━━ Given information ━━

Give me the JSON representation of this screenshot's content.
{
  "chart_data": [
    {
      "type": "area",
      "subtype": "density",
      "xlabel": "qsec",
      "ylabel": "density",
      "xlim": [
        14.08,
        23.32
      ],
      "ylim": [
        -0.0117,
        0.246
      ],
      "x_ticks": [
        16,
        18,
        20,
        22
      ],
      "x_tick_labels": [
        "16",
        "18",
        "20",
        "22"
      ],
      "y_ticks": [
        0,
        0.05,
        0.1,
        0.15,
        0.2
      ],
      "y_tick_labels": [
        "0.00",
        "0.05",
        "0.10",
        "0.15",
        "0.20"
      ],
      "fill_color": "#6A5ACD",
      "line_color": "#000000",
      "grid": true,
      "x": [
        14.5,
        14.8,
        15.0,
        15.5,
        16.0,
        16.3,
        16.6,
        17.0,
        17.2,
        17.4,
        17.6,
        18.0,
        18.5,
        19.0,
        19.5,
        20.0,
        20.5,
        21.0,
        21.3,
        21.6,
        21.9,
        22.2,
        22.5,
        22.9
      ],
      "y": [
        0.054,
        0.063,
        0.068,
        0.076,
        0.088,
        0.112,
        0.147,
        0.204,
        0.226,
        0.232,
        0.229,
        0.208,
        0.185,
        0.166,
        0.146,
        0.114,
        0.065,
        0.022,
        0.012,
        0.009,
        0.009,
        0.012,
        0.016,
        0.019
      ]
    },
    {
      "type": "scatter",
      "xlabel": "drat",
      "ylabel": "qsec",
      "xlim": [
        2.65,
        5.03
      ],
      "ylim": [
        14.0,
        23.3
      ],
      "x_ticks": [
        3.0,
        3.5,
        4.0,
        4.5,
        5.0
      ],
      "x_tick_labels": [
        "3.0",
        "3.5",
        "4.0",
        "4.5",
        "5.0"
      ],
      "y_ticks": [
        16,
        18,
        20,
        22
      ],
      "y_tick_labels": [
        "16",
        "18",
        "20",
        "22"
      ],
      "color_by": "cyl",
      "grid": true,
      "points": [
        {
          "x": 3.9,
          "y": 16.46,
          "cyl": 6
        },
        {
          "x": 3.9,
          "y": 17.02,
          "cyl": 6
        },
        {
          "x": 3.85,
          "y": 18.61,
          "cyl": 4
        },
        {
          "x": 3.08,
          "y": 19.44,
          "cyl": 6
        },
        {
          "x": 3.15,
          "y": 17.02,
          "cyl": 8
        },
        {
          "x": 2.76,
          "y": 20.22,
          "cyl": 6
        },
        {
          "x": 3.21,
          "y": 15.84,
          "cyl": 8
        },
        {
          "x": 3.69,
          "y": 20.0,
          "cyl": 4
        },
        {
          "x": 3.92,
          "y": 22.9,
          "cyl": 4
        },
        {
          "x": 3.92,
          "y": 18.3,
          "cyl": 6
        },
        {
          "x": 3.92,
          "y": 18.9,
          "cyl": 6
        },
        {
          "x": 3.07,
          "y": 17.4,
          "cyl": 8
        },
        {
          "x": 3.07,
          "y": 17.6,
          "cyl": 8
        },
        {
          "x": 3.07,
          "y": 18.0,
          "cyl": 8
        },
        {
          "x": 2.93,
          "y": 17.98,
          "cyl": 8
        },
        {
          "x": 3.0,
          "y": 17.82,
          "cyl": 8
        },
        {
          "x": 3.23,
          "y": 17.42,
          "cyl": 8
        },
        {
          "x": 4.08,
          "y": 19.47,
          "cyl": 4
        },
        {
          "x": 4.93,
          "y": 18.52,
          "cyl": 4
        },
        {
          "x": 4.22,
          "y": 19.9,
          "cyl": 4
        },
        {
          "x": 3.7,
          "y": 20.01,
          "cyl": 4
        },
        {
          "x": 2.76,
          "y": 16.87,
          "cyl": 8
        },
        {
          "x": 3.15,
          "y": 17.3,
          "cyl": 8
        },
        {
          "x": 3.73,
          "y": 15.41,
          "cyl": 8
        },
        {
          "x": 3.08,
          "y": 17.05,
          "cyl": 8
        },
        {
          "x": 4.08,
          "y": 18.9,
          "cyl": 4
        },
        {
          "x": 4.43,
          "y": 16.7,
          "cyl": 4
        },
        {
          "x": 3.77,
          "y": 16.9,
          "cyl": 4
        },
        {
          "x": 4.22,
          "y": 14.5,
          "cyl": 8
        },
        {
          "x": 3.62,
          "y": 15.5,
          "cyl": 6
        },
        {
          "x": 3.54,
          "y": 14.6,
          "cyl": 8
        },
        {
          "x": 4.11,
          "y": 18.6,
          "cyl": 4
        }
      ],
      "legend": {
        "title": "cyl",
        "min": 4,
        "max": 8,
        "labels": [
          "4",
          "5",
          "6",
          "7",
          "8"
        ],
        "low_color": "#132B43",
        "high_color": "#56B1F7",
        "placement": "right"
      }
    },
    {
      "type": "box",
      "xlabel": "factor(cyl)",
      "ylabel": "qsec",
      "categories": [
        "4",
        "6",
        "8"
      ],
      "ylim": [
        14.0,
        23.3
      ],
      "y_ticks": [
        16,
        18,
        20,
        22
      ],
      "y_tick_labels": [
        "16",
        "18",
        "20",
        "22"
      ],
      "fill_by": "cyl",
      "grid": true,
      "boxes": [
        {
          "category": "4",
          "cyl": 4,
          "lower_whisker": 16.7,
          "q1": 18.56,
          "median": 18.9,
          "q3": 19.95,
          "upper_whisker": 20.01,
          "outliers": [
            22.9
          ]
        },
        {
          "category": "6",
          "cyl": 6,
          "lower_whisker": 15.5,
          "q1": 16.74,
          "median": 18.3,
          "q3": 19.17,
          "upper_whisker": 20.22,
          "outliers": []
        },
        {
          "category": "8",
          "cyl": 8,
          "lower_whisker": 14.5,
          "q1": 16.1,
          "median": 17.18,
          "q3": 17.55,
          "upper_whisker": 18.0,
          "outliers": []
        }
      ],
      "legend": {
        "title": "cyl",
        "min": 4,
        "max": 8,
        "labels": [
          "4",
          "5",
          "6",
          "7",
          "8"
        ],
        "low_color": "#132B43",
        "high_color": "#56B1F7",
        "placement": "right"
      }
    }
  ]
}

━━━

→ **Problem to work on**
Output the whole listing above again, word for word.

→ **Output of the exercise**
Give me the JSON representation of this screenshot's content.
{
  "chart_data": [
    {
      "type": "area",
      "subtype": "density",
      "xlabel": "qsec",
      "ylabel": "density",
      "xlim": [
        14.08,
        23.32
      ],
      "ylim": [
        -0.0117,
        0.246
      ],
      "x_ticks": [
        16,
        18,
        20,
        22
      ],
      "x_tick_labels": [
        "16",
        "18",
        "20",
        "22"
      ],
      "y_ticks": [
        0,
        0.05,
        0.1,
        0.15,
        0.2
      ],
      "y_tick_labels": [
        "0.00",
        "0.05",
        "0.10",
        "0.15",
        "0.20"
      ],
      "fill_color": "#6A5ACD",
      "line_color": "#000000",
      "grid": true,
      "x": [
        14.5,
        14.8,
        15.0,
        15.5,
        16.0,
        16.3,
        16.6,
        17.0,
        17.2,
        17.4,
        17.6,
        18.0,
        18.5,
        19.0,
        19.5,
        20.0,
        20.5,
        21.0,
        21.3,
        21.6,
        21.9,
        22.2,
        22.5,
        22.9
      ],
      "y": [
        0.054,
        0.063,
        0.068,
        0.076,
        0.088,
        0.112,
        0.147,
        0.204,
        0.226,
        0.232,
        0.229,
        0.208,
        0.185,
        0.166,
        0.146,
        0.114,
        0.065,
        0.022,
        0.012,
        0.009,
        0.009,
        0.012,
        0.016,
        0.019
      ]
    },
    {
      "type": "scatter",
      "xlabel": "drat",
      "ylabel": "qsec",
      "xlim": [
        2.65,
        5.03
      ],
      "ylim": [
        14.0,
        23.3
      ],
      "x_ticks": [
        3.0,
        3.5,
        4.0,
        4.5,
        5.0
      ],
      "x_tick_labels": [
        "3.0",
        "3.5",
        "4.0",
        "4.5",
        "5.0"
      ],
      "y_ticks": [
        16,
        18,
        20,
        22
      ],
      "y_tick_labels": [
        "16",
        "18",
        "20",
        "22"
      ],
      "color_by": "cyl",
      "grid": true,
      "points": [
        {
          "x": 3.9,
          "y": 16.46,
          "cyl": 6
        },
        {
          "x": 3.9,
          "y": 17.02,
          "cyl": 6
        },
        {
          "x": 3.85,
          "y": 18.61,
          "cyl": 4
        },
        {
          "x": 3.08,
          "y": 19.44,
          "cyl": 6
        },
        {
          "x": 3.15,
          "y": 17.02,
          "cyl": 8
        },
        {
          "x": 2.76,
          "y": 20.22,
          "cyl": 6
        },
        {
          "x": 3.21,
          "y": 15.84,
          "cyl": 8
        },
        {
          "x": 3.69,
          "y": 20.0,
          "cyl": 4
        },
        {
          "x": 3.92,
          "y": 22.9,
          "cyl": 4
        },
        {
          "x": 3.92,
          "y": 18.3,
          "cyl": 6
        },
        {
          "x": 3.92,
          "y": 18.9,
          "cyl": 6
        },
        {
          "x": 3.07,
          "y": 17.4,
          "cyl": 8
        },
        {
          "x": 3.07,
          "y": 17.6,
          "cyl": 8
        },
        {
          "x": 3.07,
          "y": 18.0,
          "cyl": 8
        },
        {
          "x": 2.93,
          "y": 17.98,
          "cyl": 8
        },
        {
          "x": 3.0,
          "y": 17.82,
          "cyl": 8
        },
        {
          "x": 3.23,
          "y": 17.42,
          "cyl": 8
        },
        {
          "x": 4.08,
          "y": 19.47,
          "cyl": 4
        },
        {
          "x": 4.93,
          "y": 18.52,
          "cyl": 4
        },
        {
          "x": 4.22,
          "y": 19.9,
          "cyl": 4
        },
        {
          "x": 3.7,
          "y": 20.01,
          "cyl": 4
        },
        {
          "x": 2.76,
          "y": 16.87,
          "cyl": 8
        },
        {
          "x": 3.15,
          "y": 17.3,
          "cyl": 8
        },
        {
          "x": 3.73,
          "y": 15.41,
          "cyl": 8
        },
        {
          "x": 3.08,
          "y": 17.05,
          "cyl": 8
        },
        {
          "x": 4.08,
          "y": 18.9,
          "cyl": 4
        },
        {
          "x": 4.43,
          "y": 16.7,
          "cyl": 4
        },
        {
          "x": 3.77,
          "y": 16.9,
          "cyl": 4
        },
        {
          "x": 4.22,
          "y": 14.5,
          "cyl": 8
        },
        {
          "x": 3.62,
          "y": 15.5,
          "cyl": 6
        },
        {
          "x": 3.54,
          "y": 14.6,
          "cyl": 8
        },
        {
          "x": 4.11,
          "y": 18.6,
          "cyl": 4
        }
      ],
      "legend": {
        "title": "cyl",
        "min": 4,
        "max": 8,
        "labels": [
          "4",
          "5",
          "6",
          "7",
          "8"
        ],
        "low_color": "#132B43",
        "high_color": "#56B1F7",
        "placement": "right"
      }
    },
    {
      "type": "box",
      "xlabel": "factor(cyl)",
      "ylabel": "qsec",
      "categories": [
        "4",
        "6",
        "8"
      ],
      "ylim": [
        14.0,
        23.3
      ],
      "y_ticks": [
        16,
        18,
        20,
        22
      ],
      "y_tick_labels": [
        "16",
        "18",
        "20",
        "22"
      ],
      "fill_by": "cyl",
      "grid": true,
      "boxes": [
        {
          "category": "4",
          "cyl": 4,
          "lower_whisker": 16.7,
          "q1": 18.56,
          "median": 18.9,
          "q3": 19.95,
          "upper_whisker": 20.01,
          "outliers": [
            22.9
          ]
        },
        {
          "category": "6",
          "cyl": 6,
          "lower_whisker": 15.5,
          "q1": 16.74,
          "median": 18.3,
          "q3": 19.17,
          "upper_whisker": 20.22,
          "outliers": []
        },
        {
          "category": "8",
          "cyl": 8,
          "lower_whisker": 14.5,
          "q1": 16.1,
          "median": 17.18,
          "q3": 17.55,
          "upper_whisker": 18.0,
          "outliers": []
        }
      ],
      "legend": {
        "title": "cyl",
        "min": 4,
        "max": 8,
        "labels": [
          "4",
          "5",
          "6",
          "7",
          "8"
        ],
        "low_color": "#132B43",
        "high_color": "#56B1F7",
        "placement": "right"
      }
    }
  ]
}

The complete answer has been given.